Reproduce the lines of the material exactly, excluding every image.

— Begin —

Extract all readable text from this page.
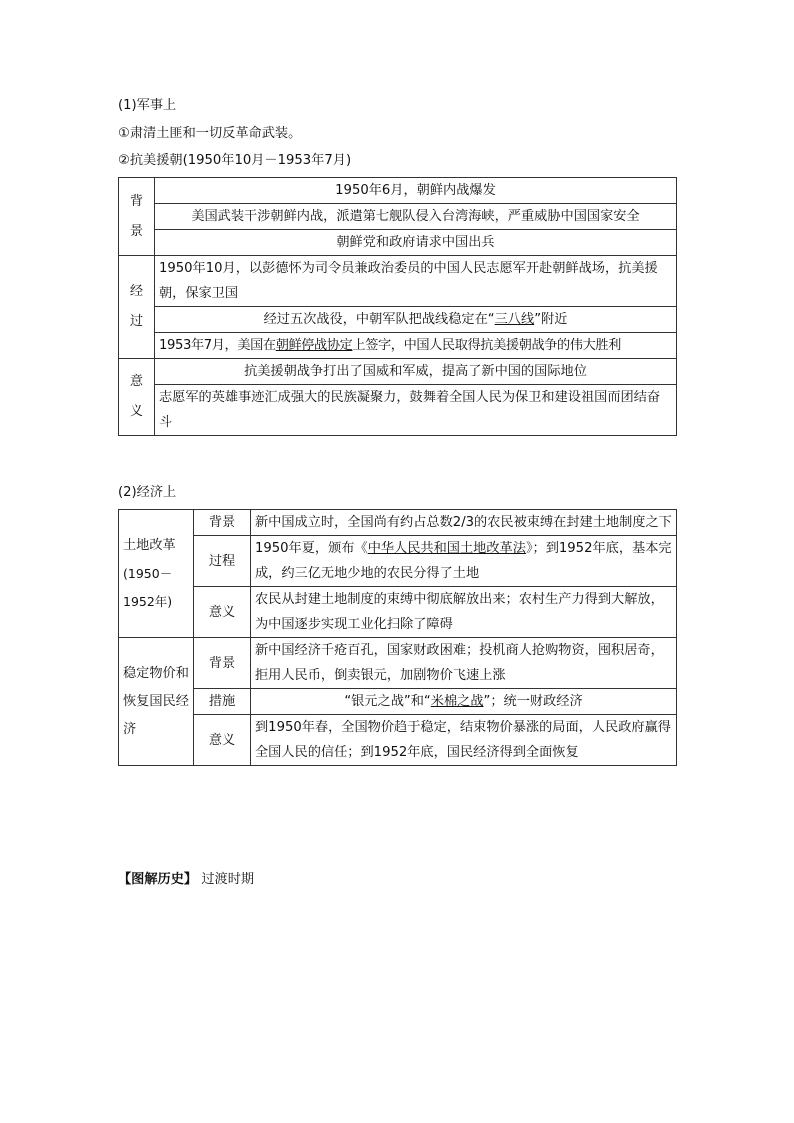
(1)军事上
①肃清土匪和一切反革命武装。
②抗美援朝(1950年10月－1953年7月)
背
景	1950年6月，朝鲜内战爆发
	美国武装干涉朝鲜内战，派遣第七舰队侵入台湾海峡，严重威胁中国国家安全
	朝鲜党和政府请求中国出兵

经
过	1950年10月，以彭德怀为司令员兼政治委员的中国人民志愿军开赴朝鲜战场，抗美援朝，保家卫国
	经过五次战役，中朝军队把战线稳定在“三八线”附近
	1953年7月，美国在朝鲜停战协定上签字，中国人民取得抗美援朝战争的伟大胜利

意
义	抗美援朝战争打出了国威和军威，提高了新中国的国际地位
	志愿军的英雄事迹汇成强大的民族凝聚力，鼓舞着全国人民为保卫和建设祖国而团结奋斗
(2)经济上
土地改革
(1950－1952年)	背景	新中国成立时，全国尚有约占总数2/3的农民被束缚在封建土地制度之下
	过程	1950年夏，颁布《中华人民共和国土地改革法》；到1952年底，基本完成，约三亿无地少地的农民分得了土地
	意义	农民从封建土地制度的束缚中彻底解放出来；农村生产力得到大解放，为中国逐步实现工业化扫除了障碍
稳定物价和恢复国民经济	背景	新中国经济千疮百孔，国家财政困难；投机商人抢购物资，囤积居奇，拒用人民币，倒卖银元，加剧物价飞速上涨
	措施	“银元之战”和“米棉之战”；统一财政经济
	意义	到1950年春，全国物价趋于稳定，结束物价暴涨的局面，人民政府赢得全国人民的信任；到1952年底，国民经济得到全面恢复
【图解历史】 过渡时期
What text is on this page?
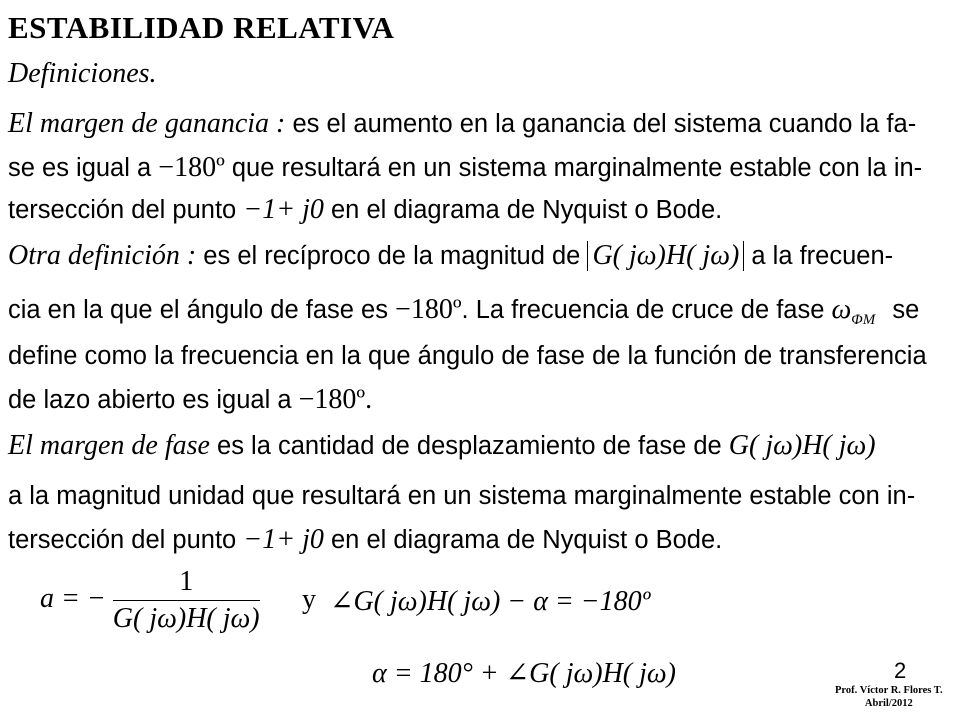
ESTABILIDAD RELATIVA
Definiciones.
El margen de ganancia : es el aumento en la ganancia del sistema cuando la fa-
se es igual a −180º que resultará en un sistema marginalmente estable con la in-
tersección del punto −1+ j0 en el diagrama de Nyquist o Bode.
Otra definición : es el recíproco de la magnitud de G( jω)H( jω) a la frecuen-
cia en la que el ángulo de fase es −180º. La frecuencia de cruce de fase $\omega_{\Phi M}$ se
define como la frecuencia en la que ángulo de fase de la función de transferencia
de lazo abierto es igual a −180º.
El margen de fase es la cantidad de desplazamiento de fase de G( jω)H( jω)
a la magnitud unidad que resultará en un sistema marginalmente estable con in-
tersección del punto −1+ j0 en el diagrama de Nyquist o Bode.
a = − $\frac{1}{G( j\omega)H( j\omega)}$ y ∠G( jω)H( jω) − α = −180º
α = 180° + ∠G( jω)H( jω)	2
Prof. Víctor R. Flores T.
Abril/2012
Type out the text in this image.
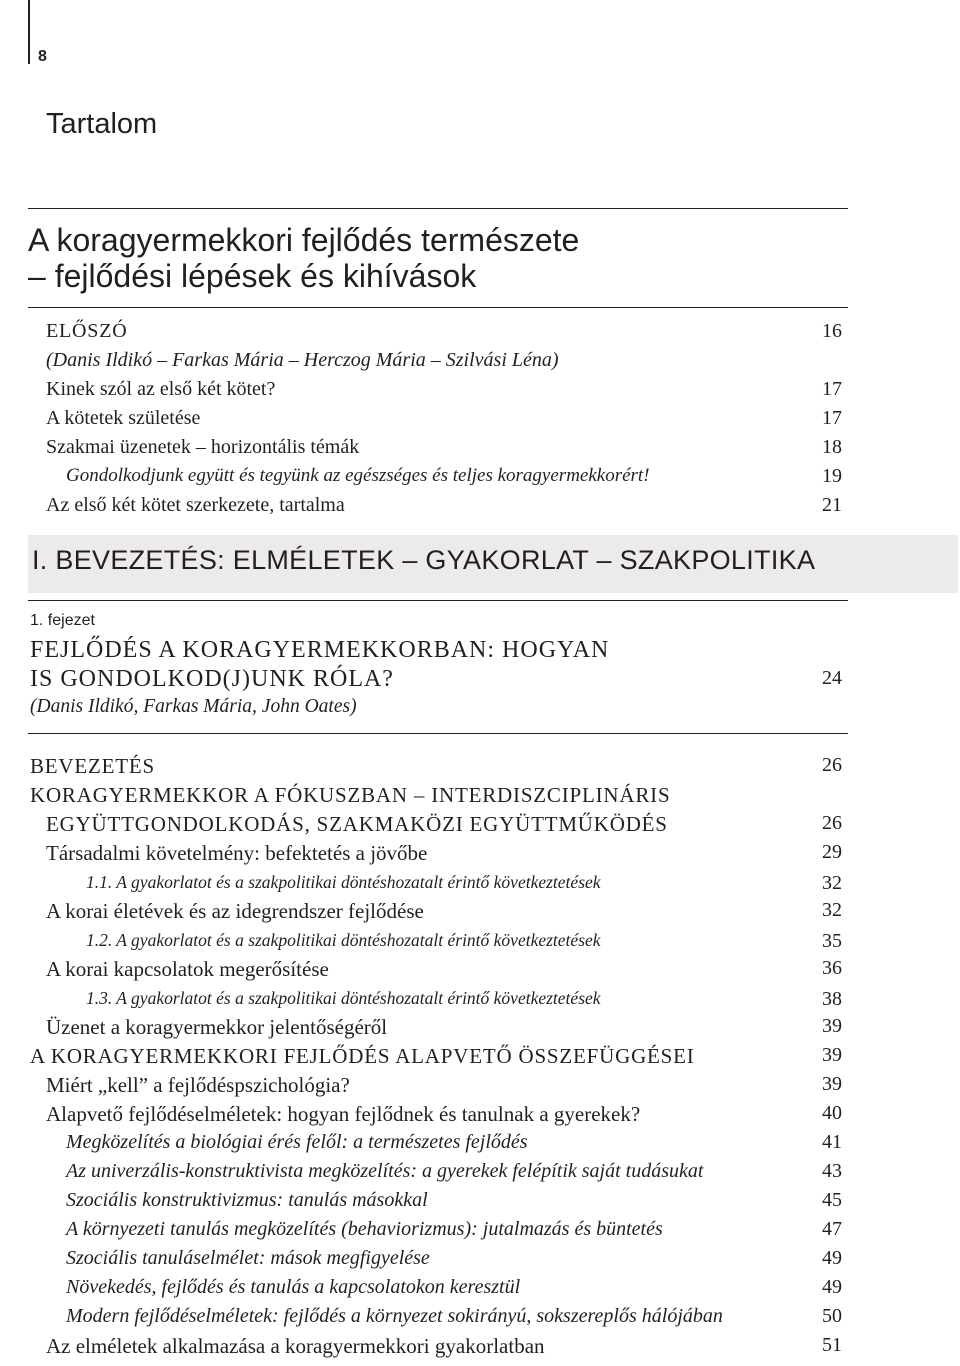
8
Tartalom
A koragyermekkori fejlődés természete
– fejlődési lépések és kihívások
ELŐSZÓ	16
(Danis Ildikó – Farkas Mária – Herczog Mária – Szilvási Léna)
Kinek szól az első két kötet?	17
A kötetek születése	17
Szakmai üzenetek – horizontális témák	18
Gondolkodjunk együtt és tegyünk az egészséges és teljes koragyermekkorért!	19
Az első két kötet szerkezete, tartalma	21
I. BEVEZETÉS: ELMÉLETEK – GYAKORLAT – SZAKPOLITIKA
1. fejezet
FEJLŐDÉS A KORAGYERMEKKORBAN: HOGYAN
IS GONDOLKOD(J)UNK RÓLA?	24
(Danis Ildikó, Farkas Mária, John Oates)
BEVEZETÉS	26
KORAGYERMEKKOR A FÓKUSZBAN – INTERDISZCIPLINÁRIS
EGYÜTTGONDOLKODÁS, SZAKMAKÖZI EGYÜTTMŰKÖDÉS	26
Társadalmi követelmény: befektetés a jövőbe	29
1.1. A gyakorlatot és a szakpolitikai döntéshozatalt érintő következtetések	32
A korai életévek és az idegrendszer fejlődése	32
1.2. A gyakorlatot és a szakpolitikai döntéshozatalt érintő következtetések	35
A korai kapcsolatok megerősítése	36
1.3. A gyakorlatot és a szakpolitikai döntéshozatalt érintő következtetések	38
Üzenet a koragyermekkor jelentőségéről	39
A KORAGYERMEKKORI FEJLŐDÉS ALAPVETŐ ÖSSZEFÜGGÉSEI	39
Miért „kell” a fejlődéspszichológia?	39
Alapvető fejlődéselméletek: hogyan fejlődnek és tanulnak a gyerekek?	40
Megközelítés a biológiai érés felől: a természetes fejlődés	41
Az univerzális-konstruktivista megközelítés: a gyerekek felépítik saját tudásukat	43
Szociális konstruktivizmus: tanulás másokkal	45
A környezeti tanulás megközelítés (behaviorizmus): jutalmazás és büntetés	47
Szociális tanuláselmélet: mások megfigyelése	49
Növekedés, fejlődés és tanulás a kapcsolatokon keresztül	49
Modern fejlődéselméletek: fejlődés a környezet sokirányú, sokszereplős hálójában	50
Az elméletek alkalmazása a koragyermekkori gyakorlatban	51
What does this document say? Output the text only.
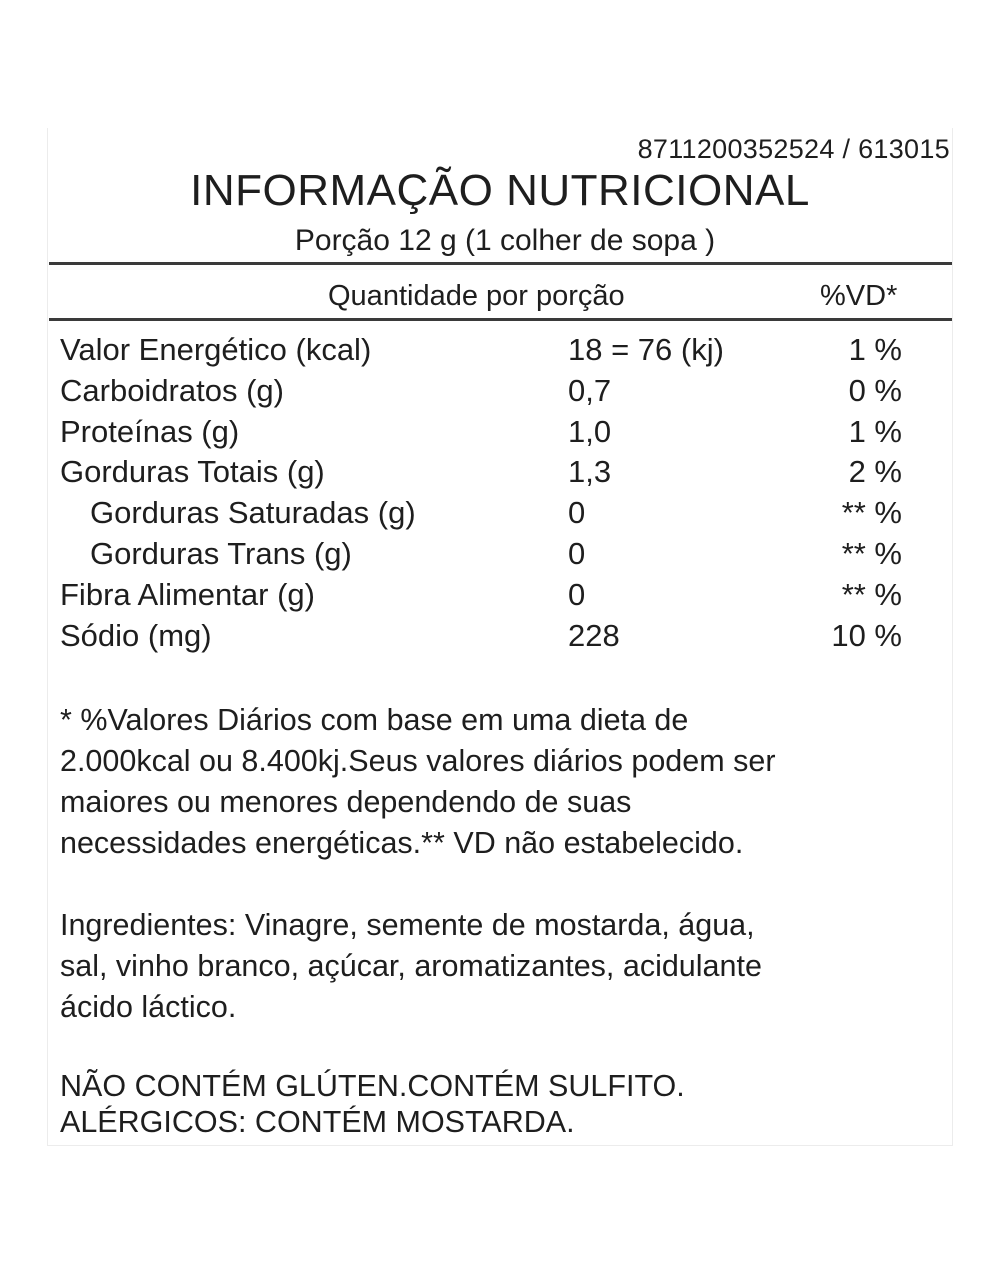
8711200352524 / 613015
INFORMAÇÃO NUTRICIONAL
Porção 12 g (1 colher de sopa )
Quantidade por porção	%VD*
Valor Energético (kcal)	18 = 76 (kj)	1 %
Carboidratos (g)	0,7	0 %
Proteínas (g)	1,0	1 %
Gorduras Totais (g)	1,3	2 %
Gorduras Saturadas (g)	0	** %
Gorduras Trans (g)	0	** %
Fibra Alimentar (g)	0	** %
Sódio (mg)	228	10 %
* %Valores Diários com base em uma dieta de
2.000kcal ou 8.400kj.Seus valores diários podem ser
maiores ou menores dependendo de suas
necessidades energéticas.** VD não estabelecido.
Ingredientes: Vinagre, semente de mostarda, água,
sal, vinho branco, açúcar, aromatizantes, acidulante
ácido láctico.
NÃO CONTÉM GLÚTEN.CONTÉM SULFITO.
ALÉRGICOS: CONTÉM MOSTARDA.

— End —

Output of the exercise:
Extract all readable text from this page.
(1)军事上
①肃清土匪和一切反革命武装。
②抗美援朝(1950年10月－1953年7月)
背
景	1950年6月，朝鲜内战爆发
	美国武装干涉朝鲜内战，派遣第七舰队侵入台湾海峡，严重威胁中国国家安全
	朝鲜党和政府请求中国出兵

经
过	1950年10月，以彭德怀为司令员兼政治委员的中国人民志愿军开赴朝鲜战场，抗美援朝，保家卫国
	经过五次战役，中朝军队把战线稳定在“三八线”附近
	1953年7月，美国在朝鲜停战协定上签字，中国人民取得抗美援朝战争的伟大胜利

意
义	抗美援朝战争打出了国威和军威，提高了新中国的国际地位
	志愿军的英雄事迹汇成强大的民族凝聚力，鼓舞着全国人民为保卫和建设祖国而团结奋斗
(2)经济上
土地改革
(1950－1952年)	背景	新中国成立时，全国尚有约占总数2/3的农民被束缚在封建土地制度之下
	过程	1950年夏，颁布《中华人民共和国土地改革法》；到1952年底，基本完成，约三亿无地少地的农民分得了土地
	意义	农民从封建土地制度的束缚中彻底解放出来；农村生产力得到大解放，为中国逐步实现工业化扫除了障碍
稳定物价和恢复国民经济	背景	新中国经济千疮百孔，国家财政困难；投机商人抢购物资，囤积居奇，拒用人民币，倒卖银元，加剧物价飞速上涨
	措施	“银元之战”和“米棉之战”；统一财政经济
	意义	到1950年春，全国物价趋于稳定，结束物价暴涨的局面，人民政府赢得全国人民的信任；到1952年底，国民经济得到全面恢复
【图解历史】 过渡时期
What text is on this page?
ESTABILIDAD RELATIVA
Definiciones.
El margen de ganancia : es el aumento en la ganancia del sistema cuando la fa-
se es igual a −180º que resultará en un sistema marginalmente estable con la in-
tersección del punto −1+ j0 en el diagrama de Nyquist o Bode.
Otra definición : es el recíproco de la magnitud de G( jω)H( jω) a la frecuen-
cia en la que el ángulo de fase es −180º. La frecuencia de cruce de fase $\omega_{\Phi M}$ se
define como la frecuencia en la que ángulo de fase de la función de transferencia
de lazo abierto es igual a −180º.
El margen de fase es la cantidad de desplazamiento de fase de G( jω)H( jω)
a la magnitud unidad que resultará en un sistema marginalmente estable con in-
tersección del punto −1+ j0 en el diagrama de Nyquist o Bode.
a = − $\frac{1}{G( j\omega)H( j\omega)}$ y ∠G( jω)H( jω) − α = −180º
α = 180° + ∠G( jω)H( jω)	2
Prof. Víctor R. Flores T.
Abril/2012
Type out the text in this image.
8
Tartalom
A koragyermekkori fejlődés természete
– fejlődési lépések és kihívások
ELŐSZÓ	16
(Danis Ildikó – Farkas Mária – Herczog Mária – Szilvási Léna)
Kinek szól az első két kötet?	17
A kötetek születése	17
Szakmai üzenetek – horizontális témák	18
Gondolkodjunk együtt és tegyünk az egészséges és teljes koragyermekkorért!	19
Az első két kötet szerkezete, tartalma	21
I. BEVEZETÉS: ELMÉLETEK – GYAKORLAT – SZAKPOLITIKA
1. fejezet
FEJLŐDÉS A KORAGYERMEKKORBAN: HOGYAN
IS GONDOLKOD(J)UNK RÓLA?	24
(Danis Ildikó, Farkas Mária, John Oates)
BEVEZETÉS	26
KORAGYERMEKKOR A FÓKUSZBAN – INTERDISZCIPLINÁRIS
EGYÜTTGONDOLKODÁS, SZAKMAKÖZI EGYÜTTMŰKÖDÉS	26
Társadalmi követelmény: befektetés a jövőbe	29
1.1. A gyakorlatot és a szakpolitikai döntéshozatalt érintő következtetések	32
A korai életévek és az idegrendszer fejlődése	32
1.2. A gyakorlatot és a szakpolitikai döntéshozatalt érintő következtetések	35
A korai kapcsolatok megerősítése	36
1.3. A gyakorlatot és a szakpolitikai döntéshozatalt érintő következtetések	38
Üzenet a koragyermekkor jelentőségéről	39
A KORAGYERMEKKORI FEJLŐDÉS ALAPVETŐ ÖSSZEFÜGGÉSEI	39
Miért „kell” a fejlődéspszichológia?	39
Alapvető fejlődéselméletek: hogyan fejlődnek és tanulnak a gyerekek?	40
Megközelítés a biológiai érés felől: a természetes fejlődés	41
Az univerzális-konstruktivista megközelítés: a gyerekek felépítik saját tudásukat	43
Szociális konstruktivizmus: tanulás másokkal	45
A környezeti tanulás megközelítés (behaviorizmus): jutalmazás és büntetés	47
Szociális tanuláselmélet: mások megfigyelése	49
Növekedés, fejlődés és tanulás a kapcsolatokon keresztül	49
Modern fejlődéselméletek: fejlődés a környezet sokirányú, sokszereplős hálójában	50
Az elméletek alkalmazása a koragyermekkori gyakorlatban	51
What does this document say? Output the text only.
8711200352524 / 613015
INFORMAÇÃO NUTRICIONAL
Porção 12 g (1 colher de sopa )
Quantidade por porção	%VD*
Valor Energético (kcal)	18 = 76 (kj)	1 %
Carboidratos (g)	0,7	0 %
Proteínas (g)	1,0	1 %
Gorduras Totais (g)	1,3	2 %
Gorduras Saturadas (g)	0	** %
Gorduras Trans (g)	0	** %
Fibra Alimentar (g)	0	** %
Sódio (mg)	228	10 %
* %Valores Diários com base em uma dieta de
2.000kcal ou 8.400kj.Seus valores diários podem ser
maiores ou menores dependendo de suas
necessidades energéticas.** VD não estabelecido.
Ingredientes: Vinagre, semente de mostarda, água,
sal, vinho branco, açúcar, aromatizantes, acidulante
ácido láctico.
NÃO CONTÉM GLÚTEN.CONTÉM SULFITO.
ALÉRGICOS: CONTÉM MOSTARDA.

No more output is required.